Exercise objective:
Copy out all of the data below with no alterations.

────────

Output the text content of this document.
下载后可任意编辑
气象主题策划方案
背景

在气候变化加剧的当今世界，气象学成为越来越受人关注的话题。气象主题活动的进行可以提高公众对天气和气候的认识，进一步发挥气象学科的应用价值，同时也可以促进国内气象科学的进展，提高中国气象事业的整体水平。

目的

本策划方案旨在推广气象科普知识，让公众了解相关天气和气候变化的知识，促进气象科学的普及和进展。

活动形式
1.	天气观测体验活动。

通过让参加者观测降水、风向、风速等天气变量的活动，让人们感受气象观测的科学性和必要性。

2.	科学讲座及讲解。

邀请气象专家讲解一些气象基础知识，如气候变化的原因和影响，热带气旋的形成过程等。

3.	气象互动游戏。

────────

Solution:
Output the text content of this document.
下载后可任意编辑
气象主题策划方案
背景

在气候变化加剧的当今世界，气象学成为越来越受人关注的话题。气象主题活动的进行可以提高公众对天气和气候的认识，进一步发挥气象学科的应用价值，同时也可以促进国内气象科学的进展，提高中国气象事业的整体水平。

目的

本策划方案旨在推广气象科普知识，让公众了解相关天气和气候变化的知识，促进气象科学的普及和进展。

活动形式
1.	天气观测体验活动。

通过让参加者观测降水、风向、风速等天气变量的活动，让人们感受气象观测的科学性和必要性。

2.	科学讲座及讲解。

邀请气象专家讲解一些气象基础知识，如气候变化的原因和影响，热带气旋的形成过程等。

3.	气象互动游戏。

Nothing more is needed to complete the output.